### The request
What follows is a listing to be transcribed exactly.

### Material for the task
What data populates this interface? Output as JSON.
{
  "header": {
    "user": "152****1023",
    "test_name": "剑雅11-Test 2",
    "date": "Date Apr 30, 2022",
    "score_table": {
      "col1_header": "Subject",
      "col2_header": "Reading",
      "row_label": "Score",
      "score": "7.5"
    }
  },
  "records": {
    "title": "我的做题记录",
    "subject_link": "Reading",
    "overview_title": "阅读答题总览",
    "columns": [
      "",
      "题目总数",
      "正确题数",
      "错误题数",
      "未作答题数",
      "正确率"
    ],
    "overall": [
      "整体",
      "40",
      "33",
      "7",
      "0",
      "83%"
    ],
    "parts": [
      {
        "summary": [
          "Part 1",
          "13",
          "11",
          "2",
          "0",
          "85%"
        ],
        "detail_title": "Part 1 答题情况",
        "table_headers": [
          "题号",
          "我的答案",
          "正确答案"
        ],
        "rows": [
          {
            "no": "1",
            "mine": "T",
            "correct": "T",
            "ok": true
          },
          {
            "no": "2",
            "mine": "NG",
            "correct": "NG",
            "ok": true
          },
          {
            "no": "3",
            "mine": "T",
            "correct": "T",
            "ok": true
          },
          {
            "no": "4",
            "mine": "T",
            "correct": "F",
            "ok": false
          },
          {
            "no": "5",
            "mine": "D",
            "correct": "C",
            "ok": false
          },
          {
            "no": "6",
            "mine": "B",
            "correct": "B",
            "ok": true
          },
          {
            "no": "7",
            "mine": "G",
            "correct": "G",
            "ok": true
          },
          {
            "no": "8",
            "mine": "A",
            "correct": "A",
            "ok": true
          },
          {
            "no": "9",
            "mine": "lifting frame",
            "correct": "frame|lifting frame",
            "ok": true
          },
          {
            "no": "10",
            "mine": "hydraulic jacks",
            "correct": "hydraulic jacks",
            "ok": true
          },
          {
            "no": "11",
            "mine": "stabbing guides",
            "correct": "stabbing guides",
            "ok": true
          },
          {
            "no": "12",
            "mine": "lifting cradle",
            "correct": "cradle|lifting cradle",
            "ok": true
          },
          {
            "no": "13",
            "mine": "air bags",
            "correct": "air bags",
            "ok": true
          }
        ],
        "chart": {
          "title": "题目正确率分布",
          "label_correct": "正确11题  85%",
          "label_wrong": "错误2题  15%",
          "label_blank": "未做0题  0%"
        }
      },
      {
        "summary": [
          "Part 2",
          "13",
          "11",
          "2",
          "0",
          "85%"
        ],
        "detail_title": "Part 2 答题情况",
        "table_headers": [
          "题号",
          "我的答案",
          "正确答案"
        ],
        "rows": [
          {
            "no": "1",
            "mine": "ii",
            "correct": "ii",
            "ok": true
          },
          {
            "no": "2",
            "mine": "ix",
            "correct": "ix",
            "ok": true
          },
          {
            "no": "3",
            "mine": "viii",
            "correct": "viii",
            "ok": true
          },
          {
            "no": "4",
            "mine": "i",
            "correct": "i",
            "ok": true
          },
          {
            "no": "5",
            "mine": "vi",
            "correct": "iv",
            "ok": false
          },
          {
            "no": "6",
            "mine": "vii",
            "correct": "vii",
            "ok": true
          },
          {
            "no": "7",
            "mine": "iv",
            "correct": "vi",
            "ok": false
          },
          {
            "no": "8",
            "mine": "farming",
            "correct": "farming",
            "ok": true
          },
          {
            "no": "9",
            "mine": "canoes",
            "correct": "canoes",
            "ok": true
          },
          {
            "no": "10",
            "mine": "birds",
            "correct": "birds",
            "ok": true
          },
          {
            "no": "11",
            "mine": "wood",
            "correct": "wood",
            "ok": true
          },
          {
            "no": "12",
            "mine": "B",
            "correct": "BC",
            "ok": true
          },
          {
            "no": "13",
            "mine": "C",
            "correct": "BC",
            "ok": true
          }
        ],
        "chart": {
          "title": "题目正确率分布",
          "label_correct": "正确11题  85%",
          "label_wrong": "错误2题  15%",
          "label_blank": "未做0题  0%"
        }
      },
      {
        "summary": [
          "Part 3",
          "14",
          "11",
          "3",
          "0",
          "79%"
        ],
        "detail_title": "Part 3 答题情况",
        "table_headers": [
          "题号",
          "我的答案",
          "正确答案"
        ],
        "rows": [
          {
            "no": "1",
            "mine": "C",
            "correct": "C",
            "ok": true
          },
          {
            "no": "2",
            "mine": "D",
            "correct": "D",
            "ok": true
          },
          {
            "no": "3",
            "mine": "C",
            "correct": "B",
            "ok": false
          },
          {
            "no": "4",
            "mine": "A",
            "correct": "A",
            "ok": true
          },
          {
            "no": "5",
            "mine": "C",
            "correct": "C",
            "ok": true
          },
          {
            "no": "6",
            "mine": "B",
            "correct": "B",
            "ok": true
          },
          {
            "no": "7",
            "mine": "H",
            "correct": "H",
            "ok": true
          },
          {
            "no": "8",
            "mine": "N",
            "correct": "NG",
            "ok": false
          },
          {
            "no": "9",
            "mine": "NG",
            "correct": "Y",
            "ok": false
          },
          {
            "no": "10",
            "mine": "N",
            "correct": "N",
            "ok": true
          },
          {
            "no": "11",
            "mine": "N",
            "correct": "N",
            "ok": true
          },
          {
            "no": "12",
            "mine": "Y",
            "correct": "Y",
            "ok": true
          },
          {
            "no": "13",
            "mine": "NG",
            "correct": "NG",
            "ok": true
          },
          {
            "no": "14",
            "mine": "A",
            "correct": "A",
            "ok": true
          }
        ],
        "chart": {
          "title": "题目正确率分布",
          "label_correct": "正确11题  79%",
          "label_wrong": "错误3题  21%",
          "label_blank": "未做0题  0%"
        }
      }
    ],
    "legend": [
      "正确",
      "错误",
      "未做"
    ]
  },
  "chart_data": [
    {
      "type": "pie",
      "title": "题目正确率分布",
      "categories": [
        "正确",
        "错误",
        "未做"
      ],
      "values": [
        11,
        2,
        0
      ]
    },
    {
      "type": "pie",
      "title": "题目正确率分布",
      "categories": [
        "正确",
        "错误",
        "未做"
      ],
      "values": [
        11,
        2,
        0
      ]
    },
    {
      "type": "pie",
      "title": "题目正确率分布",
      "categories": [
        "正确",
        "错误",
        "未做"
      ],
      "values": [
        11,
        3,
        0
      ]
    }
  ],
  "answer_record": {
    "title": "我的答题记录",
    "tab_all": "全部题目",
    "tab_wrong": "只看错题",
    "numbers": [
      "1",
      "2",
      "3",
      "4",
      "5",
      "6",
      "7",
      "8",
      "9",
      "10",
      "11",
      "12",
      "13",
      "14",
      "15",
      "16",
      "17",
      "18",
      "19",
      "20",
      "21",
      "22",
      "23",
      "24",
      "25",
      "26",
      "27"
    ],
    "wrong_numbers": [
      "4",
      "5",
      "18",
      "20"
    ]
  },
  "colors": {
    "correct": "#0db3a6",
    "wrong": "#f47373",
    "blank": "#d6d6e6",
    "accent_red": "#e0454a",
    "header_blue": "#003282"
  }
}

### Exercise result
What data populates this interface? Output as JSON.
{
  "header": {
    "user": "152****1023",
    "test_name": "剑雅11-Test 2",
    "date": "Date Apr 30, 2022",
    "score_table": {
      "col1_header": "Subject",
      "col2_header": "Reading",
      "row_label": "Score",
      "score": "7.5"
    }
  },
  "records": {
    "title": "我的做题记录",
    "subject_link": "Reading",
    "overview_title": "阅读答题总览",
    "columns": [
      "",
      "题目总数",
      "正确题数",
      "错误题数",
      "未作答题数",
      "正确率"
    ],
    "overall": [
      "整体",
      "40",
      "33",
      "7",
      "0",
      "83%"
    ],
    "parts": [
      {
        "summary": [
          "Part 1",
          "13",
          "11",
          "2",
          "0",
          "85%"
        ],
        "detail_title": "Part 1 答题情况",
        "table_headers": [
          "题号",
          "我的答案",
          "正确答案"
        ],
        "rows": [
          {
            "no": "1",
            "mine": "T",
            "correct": "T",
            "ok": true
          },
          {
            "no": "2",
            "mine": "NG",
            "correct": "NG",
            "ok": true
          },
          {
            "no": "3",
            "mine": "T",
            "correct": "T",
            "ok": true
          },
          {
            "no": "4",
            "mine": "T",
            "correct": "F",
            "ok": false
          },
          {
            "no": "5",
            "mine": "D",
            "correct": "C",
            "ok": false
          },
          {
            "no": "6",
            "mine": "B",
            "correct": "B",
            "ok": true
          },
          {
            "no": "7",
            "mine": "G",
            "correct": "G",
            "ok": true
          },
          {
            "no": "8",
            "mine": "A",
            "correct": "A",
            "ok": true
          },
          {
            "no": "9",
            "mine": "lifting frame",
            "correct": "frame|lifting frame",
            "ok": true
          },
          {
            "no": "10",
            "mine": "hydraulic jacks",
            "correct": "hydraulic jacks",
            "ok": true
          },
          {
            "no": "11",
            "mine": "stabbing guides",
            "correct": "stabbing guides",
            "ok": true
          },
          {
            "no": "12",
            "mine": "lifting cradle",
            "correct": "cradle|lifting cradle",
            "ok": true
          },
          {
            "no": "13",
            "mine": "air bags",
            "correct": "air bags",
            "ok": true
          }
        ],
        "chart": {
          "title": "题目正确率分布",
          "label_correct": "正确11题  85%",
          "label_wrong": "错误2题  15%",
          "label_blank": "未做0题  0%"
        }
      },
      {
        "summary": [
          "Part 2",
          "13",
          "11",
          "2",
          "0",
          "85%"
        ],
        "detail_title": "Part 2 答题情况",
        "table_headers": [
          "题号",
          "我的答案",
          "正确答案"
        ],
        "rows": [
          {
            "no": "1",
            "mine": "ii",
            "correct": "ii",
            "ok": true
          },
          {
            "no": "2",
            "mine": "ix",
            "correct": "ix",
            "ok": true
          },
          {
            "no": "3",
            "mine": "viii",
            "correct": "viii",
            "ok": true
          },
          {
            "no": "4",
            "mine": "i",
            "correct": "i",
            "ok": true
          },
          {
            "no": "5",
            "mine": "vi",
            "correct": "iv",
            "ok": false
          },
          {
            "no": "6",
            "mine": "vii",
            "correct": "vii",
            "ok": true
          },
          {
            "no": "7",
            "mine": "iv",
            "correct": "vi",
            "ok": false
          },
          {
            "no": "8",
            "mine": "farming",
            "correct": "farming",
            "ok": true
          },
          {
            "no": "9",
            "mine": "canoes",
            "correct": "canoes",
            "ok": true
          },
          {
            "no": "10",
            "mine": "birds",
            "correct": "birds",
            "ok": true
          },
          {
            "no": "11",
            "mine": "wood",
            "correct": "wood",
            "ok": true
          },
          {
            "no": "12",
            "mine": "B",
            "correct": "BC",
            "ok": true
          },
          {
            "no": "13",
            "mine": "C",
            "correct": "BC",
            "ok": true
          }
        ],
        "chart": {
          "title": "题目正确率分布",
          "label_correct": "正确11题  85%",
          "label_wrong": "错误2题  15%",
          "label_blank": "未做0题  0%"
        }
      },
      {
        "summary": [
          "Part 3",
          "14",
          "11",
          "3",
          "0",
          "79%"
        ],
        "detail_title": "Part 3 答题情况",
        "table_headers": [
          "题号",
          "我的答案",
          "正确答案"
        ],
        "rows": [
          {
            "no": "1",
            "mine": "C",
            "correct": "C",
            "ok": true
          },
          {
            "no": "2",
            "mine": "D",
            "correct": "D",
            "ok": true
          },
          {
            "no": "3",
            "mine": "C",
            "correct": "B",
            "ok": false
          },
          {
            "no": "4",
            "mine": "A",
            "correct": "A",
            "ok": true
          },
          {
            "no": "5",
            "mine": "C",
            "correct": "C",
            "ok": true
          },
          {
            "no": "6",
            "mine": "B",
            "correct": "B",
            "ok": true
          },
          {
            "no": "7",
            "mine": "H",
            "correct": "H",
            "ok": true
          },
          {
            "no": "8",
            "mine": "N",
            "correct": "NG",
            "ok": false
          },
          {
            "no": "9",
            "mine": "NG",
            "correct": "Y",
            "ok": false
          },
          {
            "no": "10",
            "mine": "N",
            "correct": "N",
            "ok": true
          },
          {
            "no": "11",
            "mine": "N",
            "correct": "N",
            "ok": true
          },
          {
            "no": "12",
            "mine": "Y",
            "correct": "Y",
            "ok": true
          },
          {
            "no": "13",
            "mine": "NG",
            "correct": "NG",
            "ok": true
          },
          {
            "no": "14",
            "mine": "A",
            "correct": "A",
            "ok": true
          }
        ],
        "chart": {
          "title": "题目正确率分布",
          "label_correct": "正确11题  79%",
          "label_wrong": "错误3题  21%",
          "label_blank": "未做0题  0%"
        }
      }
    ],
    "legend": [
      "正确",
      "错误",
      "未做"
    ]
  },
  "chart_data": [
    {
      "type": "pie",
      "title": "题目正确率分布",
      "categories": [
        "正确",
        "错误",
        "未做"
      ],
      "values": [
        11,
        2,
        0
      ]
    },
    {
      "type": "pie",
      "title": "题目正确率分布",
      "categories": [
        "正确",
        "错误",
        "未做"
      ],
      "values": [
        11,
        2,
        0
      ]
    },
    {
      "type": "pie",
      "title": "题目正确率分布",
      "categories": [
        "正确",
        "错误",
        "未做"
      ],
      "values": [
        11,
        3,
        0
      ]
    }
  ],
  "answer_record": {
    "title": "我的答题记录",
    "tab_all": "全部题目",
    "tab_wrong": "只看错题",
    "numbers": [
      "1",
      "2",
      "3",
      "4",
      "5",
      "6",
      "7",
      "8",
      "9",
      "10",
      "11",
      "12",
      "13",
      "14",
      "15",
      "16",
      "17",
      "18",
      "19",
      "20",
      "21",
      "22",
      "23",
      "24",
      "25",
      "26",
      "27"
    ],
    "wrong_numbers": [
      "4",
      "5",
      "18",
      "20"
    ]
  },
  "colors": {
    "correct": "#0db3a6",
    "wrong": "#f47373",
    "blank": "#d6d6e6",
    "accent_red": "#e0454a",
    "header_blue": "#003282"
  }
}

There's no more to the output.